WORK TO BE COMPLETED ▸ Exclude any images and output the remaining records exactly.

(Stored data)

** START **

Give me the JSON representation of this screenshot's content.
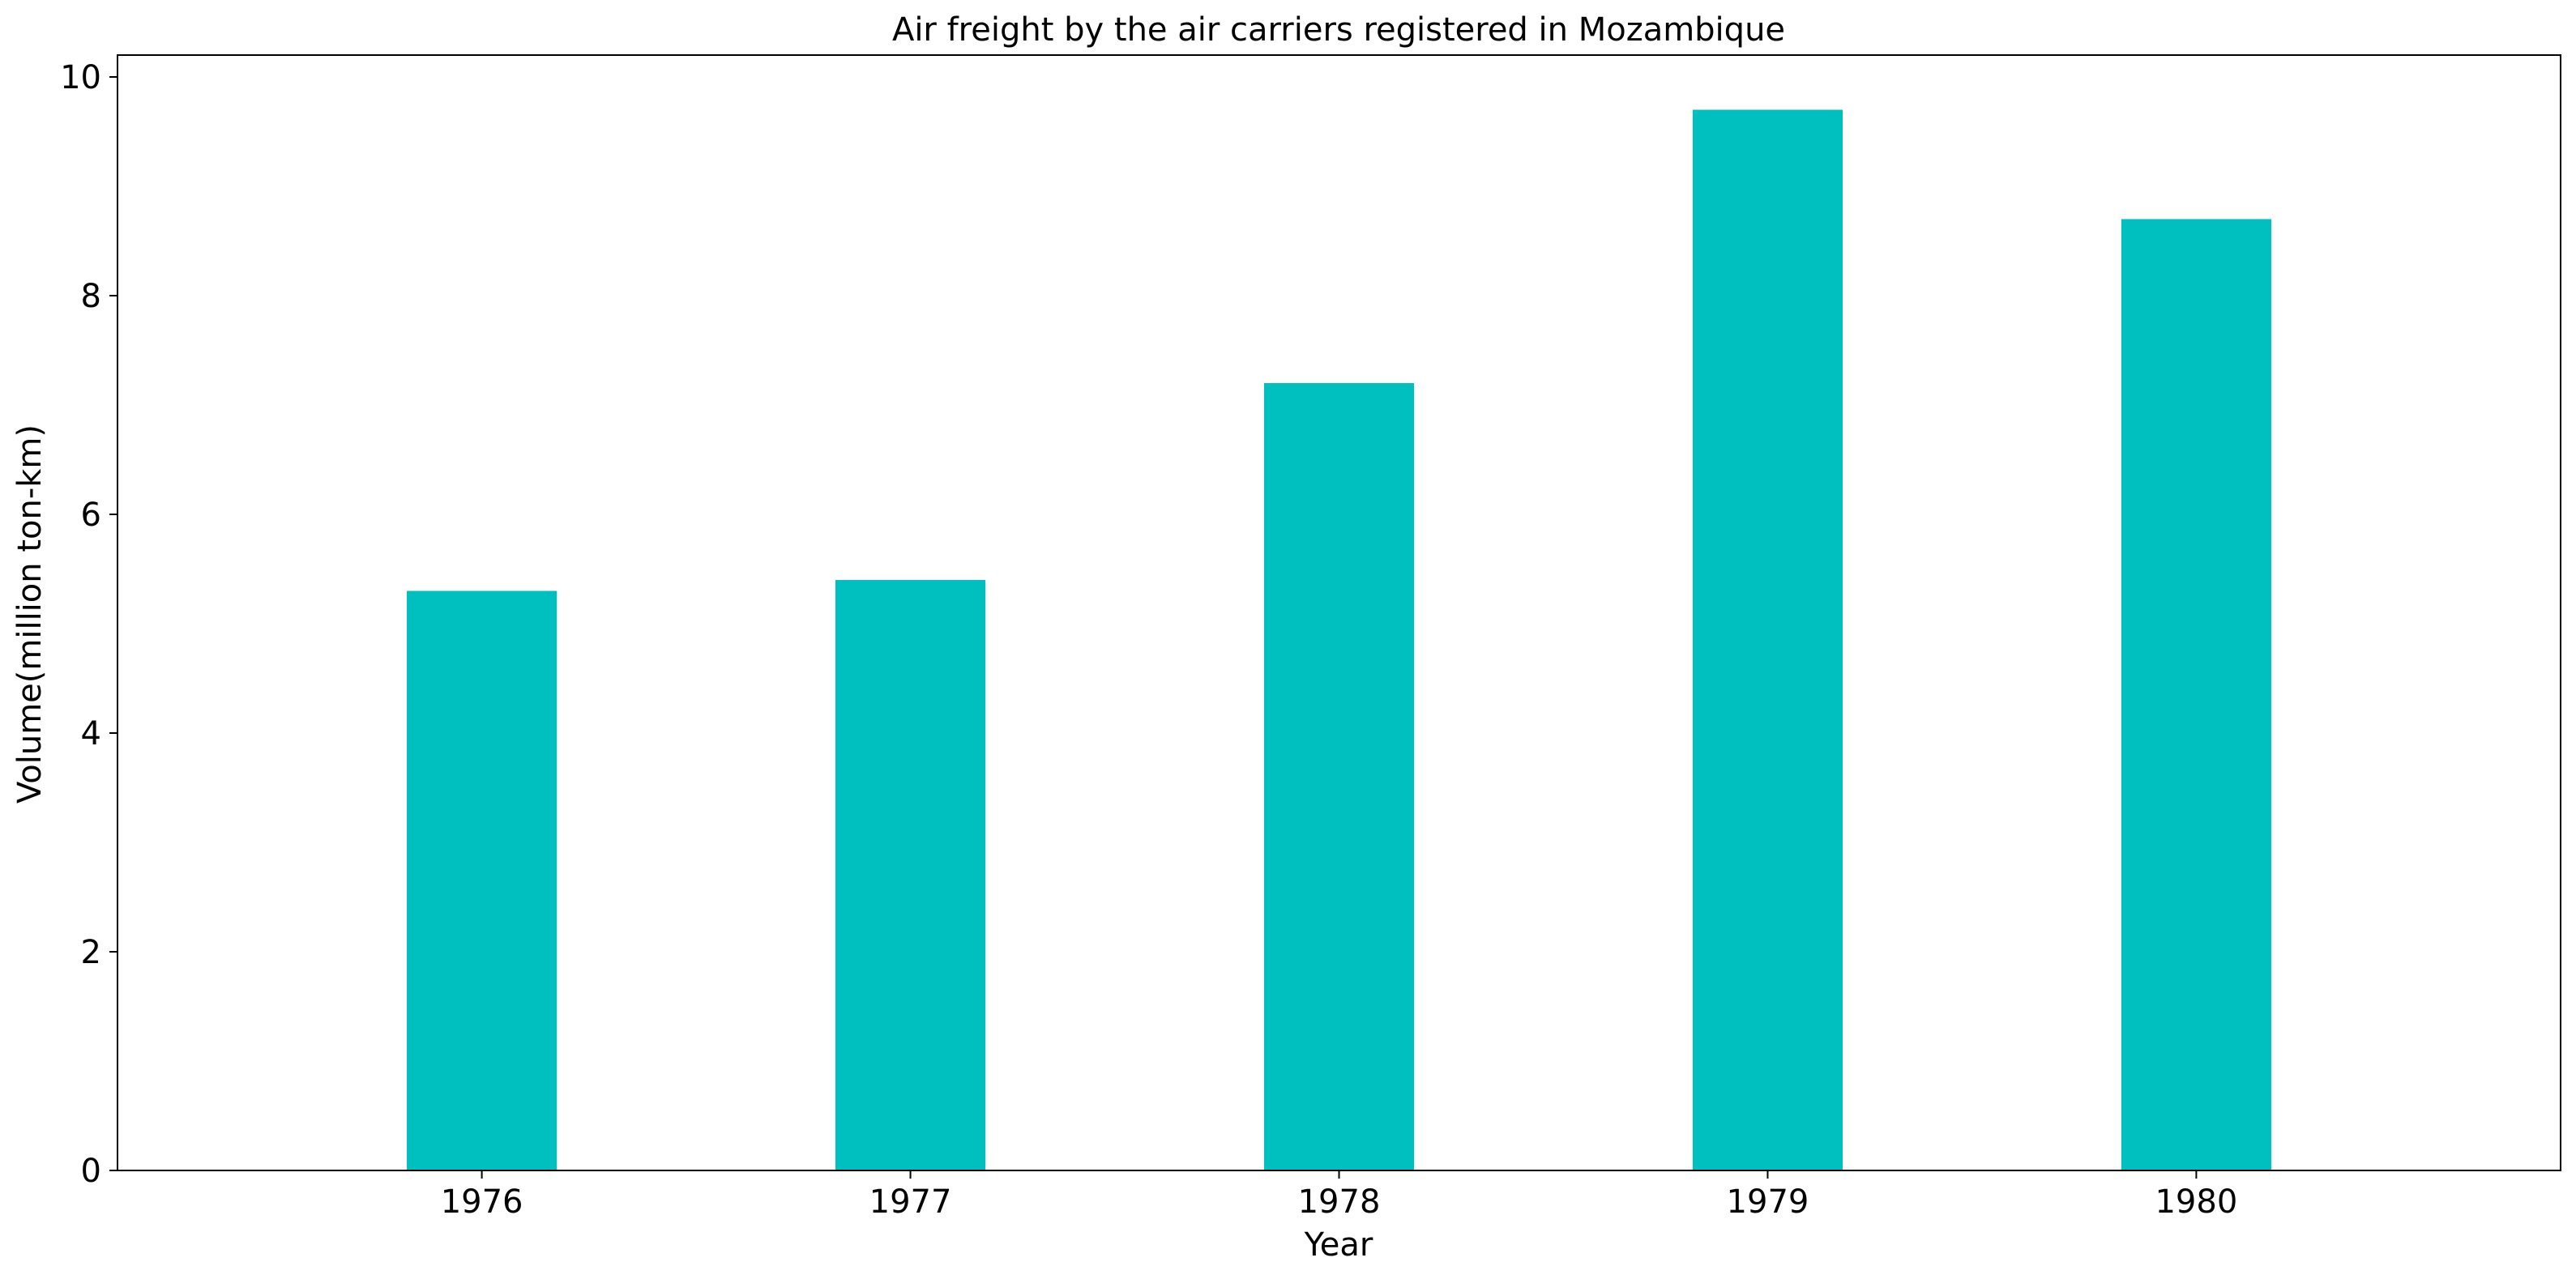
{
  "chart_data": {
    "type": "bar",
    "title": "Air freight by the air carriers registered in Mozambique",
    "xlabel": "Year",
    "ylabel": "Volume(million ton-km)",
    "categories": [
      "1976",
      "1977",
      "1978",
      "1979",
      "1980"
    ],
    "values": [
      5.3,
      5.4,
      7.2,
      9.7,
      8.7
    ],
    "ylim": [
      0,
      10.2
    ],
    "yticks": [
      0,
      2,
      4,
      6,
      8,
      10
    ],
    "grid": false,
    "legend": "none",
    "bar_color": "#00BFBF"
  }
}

** END **

TASK RESULT ▸
Give me the JSON representation of this screenshot's content.
{
  "chart_data": {
    "type": "bar",
    "title": "Air freight by the air carriers registered in Mozambique",
    "xlabel": "Year",
    "ylabel": "Volume(million ton-km)",
    "categories": [
      "1976",
      "1977",
      "1978",
      "1979",
      "1980"
    ],
    "values": [
      5.3,
      5.4,
      7.2,
      9.7,
      8.7
    ],
    "ylim": [
      0,
      10.2
    ],
    "yticks": [
      0,
      2,
      4,
      6,
      8,
      10
    ],
    "grid": false,
    "legend": "none",
    "bar_color": "#00BFBF"
  }
}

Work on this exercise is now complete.